Exercise instructions: Copy every line of the rows below word for word, leaving out the pictures.

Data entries
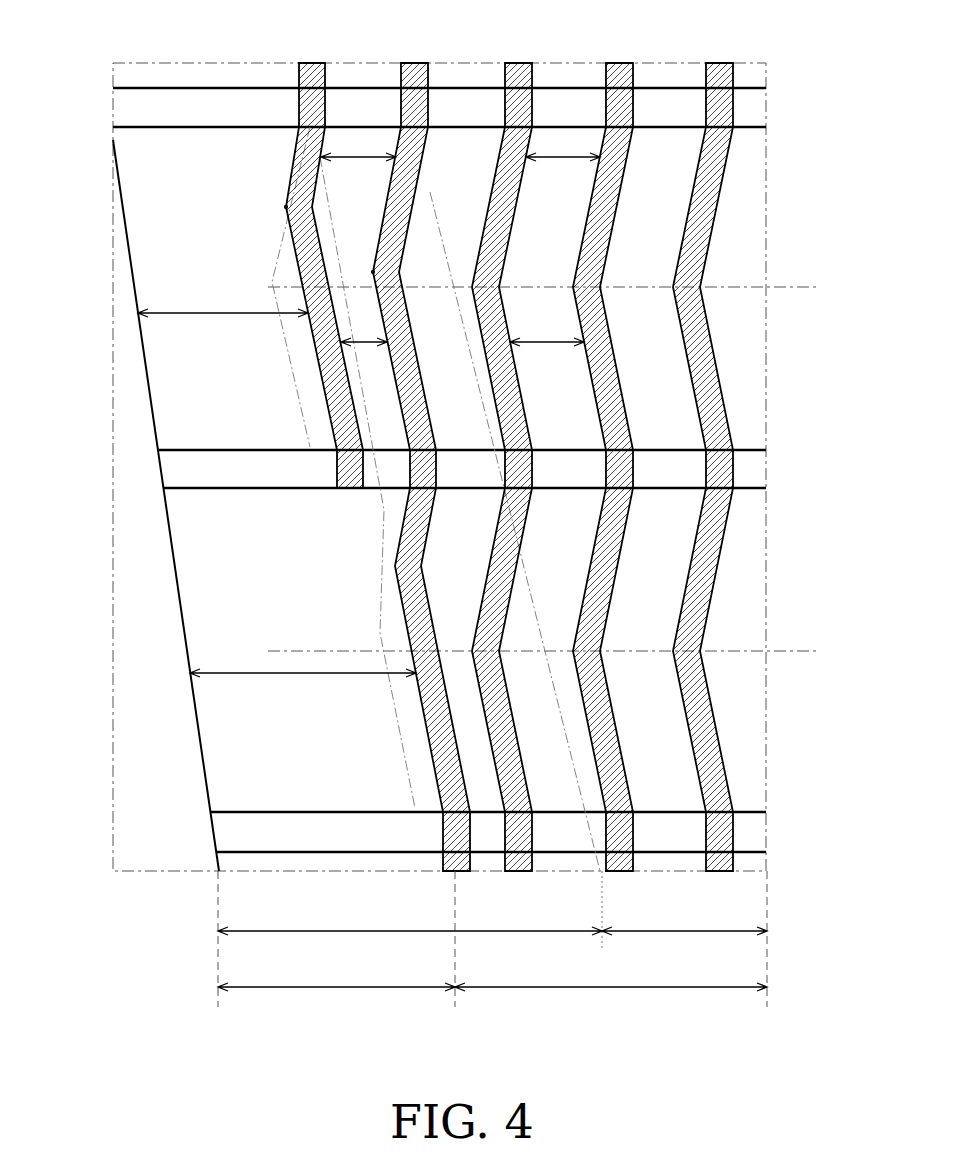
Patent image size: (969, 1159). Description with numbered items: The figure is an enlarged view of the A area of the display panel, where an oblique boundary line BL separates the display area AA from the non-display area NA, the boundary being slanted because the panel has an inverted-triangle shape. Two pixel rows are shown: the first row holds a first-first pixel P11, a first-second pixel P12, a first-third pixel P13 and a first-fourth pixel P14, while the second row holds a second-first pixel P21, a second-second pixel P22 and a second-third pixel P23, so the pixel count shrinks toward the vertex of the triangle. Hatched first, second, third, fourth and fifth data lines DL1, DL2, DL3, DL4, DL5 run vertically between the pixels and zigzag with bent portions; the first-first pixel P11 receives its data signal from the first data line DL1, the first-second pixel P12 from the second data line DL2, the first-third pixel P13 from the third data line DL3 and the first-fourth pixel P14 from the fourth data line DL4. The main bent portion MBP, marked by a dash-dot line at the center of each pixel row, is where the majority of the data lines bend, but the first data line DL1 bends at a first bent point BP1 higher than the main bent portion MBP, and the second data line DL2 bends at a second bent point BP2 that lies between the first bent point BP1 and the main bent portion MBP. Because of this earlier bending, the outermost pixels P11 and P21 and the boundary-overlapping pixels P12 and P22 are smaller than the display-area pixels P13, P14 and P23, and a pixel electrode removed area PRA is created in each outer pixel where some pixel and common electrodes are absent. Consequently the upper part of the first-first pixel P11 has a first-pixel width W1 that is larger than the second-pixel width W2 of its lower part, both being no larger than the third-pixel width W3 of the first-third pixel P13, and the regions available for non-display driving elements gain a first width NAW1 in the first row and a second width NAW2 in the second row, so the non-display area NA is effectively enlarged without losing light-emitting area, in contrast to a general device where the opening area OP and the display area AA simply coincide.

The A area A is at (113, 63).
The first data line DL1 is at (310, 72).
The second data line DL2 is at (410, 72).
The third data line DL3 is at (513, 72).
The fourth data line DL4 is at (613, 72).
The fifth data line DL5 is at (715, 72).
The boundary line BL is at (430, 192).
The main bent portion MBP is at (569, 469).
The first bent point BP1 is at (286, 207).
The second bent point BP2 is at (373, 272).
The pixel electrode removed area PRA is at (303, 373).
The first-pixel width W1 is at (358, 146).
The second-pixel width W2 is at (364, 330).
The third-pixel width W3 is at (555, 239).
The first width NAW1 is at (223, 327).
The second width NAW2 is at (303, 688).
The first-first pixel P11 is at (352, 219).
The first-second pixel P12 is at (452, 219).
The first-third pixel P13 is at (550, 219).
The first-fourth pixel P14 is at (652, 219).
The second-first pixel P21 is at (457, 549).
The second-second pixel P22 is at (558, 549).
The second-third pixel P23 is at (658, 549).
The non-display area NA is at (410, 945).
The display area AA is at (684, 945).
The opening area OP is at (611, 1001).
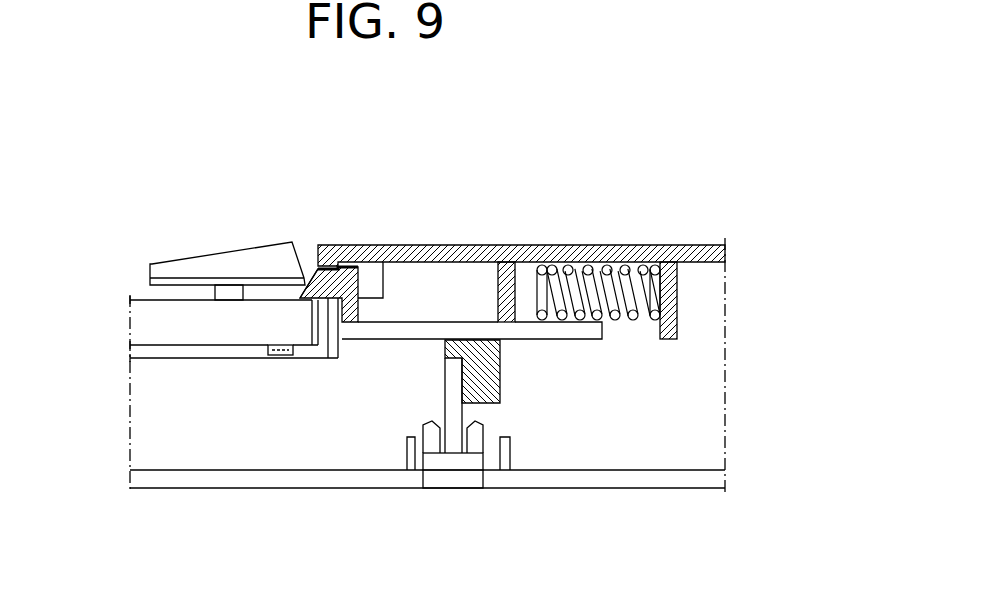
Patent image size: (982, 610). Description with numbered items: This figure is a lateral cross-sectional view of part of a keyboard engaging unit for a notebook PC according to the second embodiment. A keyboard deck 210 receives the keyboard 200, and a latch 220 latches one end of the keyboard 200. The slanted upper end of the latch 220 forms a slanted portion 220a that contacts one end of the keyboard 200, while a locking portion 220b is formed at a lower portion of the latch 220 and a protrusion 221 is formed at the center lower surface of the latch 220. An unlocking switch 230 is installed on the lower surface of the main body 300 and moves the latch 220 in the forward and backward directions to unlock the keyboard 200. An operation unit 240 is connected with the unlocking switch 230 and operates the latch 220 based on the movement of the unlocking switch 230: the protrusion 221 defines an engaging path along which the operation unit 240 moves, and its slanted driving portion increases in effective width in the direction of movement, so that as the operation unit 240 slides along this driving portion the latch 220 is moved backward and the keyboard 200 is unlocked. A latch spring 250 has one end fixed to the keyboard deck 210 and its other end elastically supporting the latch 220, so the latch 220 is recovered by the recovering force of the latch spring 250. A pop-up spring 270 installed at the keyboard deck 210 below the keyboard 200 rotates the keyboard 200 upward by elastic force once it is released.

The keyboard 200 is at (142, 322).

Exercise output:
Patent image size: (969, 1159). Description with numbered items: The figure is an enlarged view of the A area of the display panel, where an oblique boundary line BL separates the display area AA from the non-display area NA, the boundary being slanted because the panel has an inverted-triangle shape. Two pixel rows are shown: the first row holds a first-first pixel P11, a first-second pixel P12, a first-third pixel P13 and a first-fourth pixel P14, while the second row holds a second-first pixel P21, a second-second pixel P22 and a second-third pixel P23, so the pixel count shrinks toward the vertex of the triangle. Hatched first, second, third, fourth and fifth data lines DL1, DL2, DL3, DL4, DL5 run vertically between the pixels and zigzag with bent portions; the first-first pixel P11 receives its data signal from the first data line DL1, the first-second pixel P12 from the second data line DL2, the first-third pixel P13 from the third data line DL3 and the first-fourth pixel P14 from the fourth data line DL4. The main bent portion MBP, marked by a dash-dot line at the center of each pixel row, is where the majority of the data lines bend, but the first data line DL1 bends at a first bent point BP1 higher than the main bent portion MBP, and the second data line DL2 bends at a second bent point BP2 that lies between the first bent point BP1 and the main bent portion MBP. Because of this earlier bending, the outermost pixels P11 and P21 and the boundary-overlapping pixels P12 and P22 are smaller than the display-area pixels P13, P14 and P23, and a pixel electrode removed area PRA is created in each outer pixel where some pixel and common electrodes are absent. Consequently the upper part of the first-first pixel P11 has a first-pixel width W1 that is larger than the second-pixel width W2 of its lower part, both being no larger than the third-pixel width W3 of the first-third pixel P13, and the regions available for non-display driving elements gain a first width NAW1 in the first row and a second width NAW2 in the second row, so the non-display area NA is effectively enlarged without losing light-emitting area, in contrast to a general device where the opening area OP and the display area AA simply coincide.

The A area A is at (113, 63).
The first data line DL1 is at (310, 72).
The second data line DL2 is at (410, 72).
The third data line DL3 is at (513, 72).
The fourth data line DL4 is at (613, 72).
The fifth data line DL5 is at (715, 72).
The boundary line BL is at (430, 192).
The main bent portion MBP is at (569, 469).
The first bent point BP1 is at (286, 207).
The second bent point BP2 is at (373, 272).
The pixel electrode removed area PRA is at (303, 373).
The first-pixel width W1 is at (358, 146).
The second-pixel width W2 is at (364, 330).
The third-pixel width W3 is at (555, 239).
The first width NAW1 is at (223, 327).
The second width NAW2 is at (303, 688).
The first-first pixel P11 is at (352, 219).
The first-second pixel P12 is at (452, 219).
The first-third pixel P13 is at (550, 219).
The first-fourth pixel P14 is at (652, 219).
The second-first pixel P21 is at (457, 549).
The second-second pixel P22 is at (558, 549).
The second-third pixel P23 is at (658, 549).
The non-display area NA is at (410, 945).
The display area AA is at (684, 945).
The opening area OP is at (611, 1001).
Patent image size: (982, 610). Description with numbered items: This figure is a lateral cross-sectional view of part of a keyboard engaging unit for a notebook PC according to the second embodiment. A keyboard deck 210 receives the keyboard 200, and a latch 220 latches one end of the keyboard 200. The slanted upper end of the latch 220 forms a slanted portion 220a that contacts one end of the keyboard 200, while a locking portion 220b is formed at a lower portion of the latch 220 and a protrusion 221 is formed at the center lower surface of the latch 220. An unlocking switch 230 is installed on the lower surface of the main body 300 and moves the latch 220 in the forward and backward directions to unlock the keyboard 200. An operation unit 240 is connected with the unlocking switch 230 and operates the latch 220 based on the movement of the unlocking switch 230: the protrusion 221 defines an engaging path along which the operation unit 240 moves, and its slanted driving portion increases in effective width in the direction of movement, so that as the operation unit 240 slides along this driving portion the latch 220 is moved backward and the keyboard 200 is unlocked. A latch spring 250 has one end fixed to the keyboard deck 210 and its other end elastically supporting the latch 220, so the latch 220 is recovered by the recovering force of the latch spring 250. A pop-up spring 270 installed at the keyboard deck 210 below the keyboard 200 rotates the keyboard 200 upward by elastic force once it is released.

The keyboard 200 is at (142, 322).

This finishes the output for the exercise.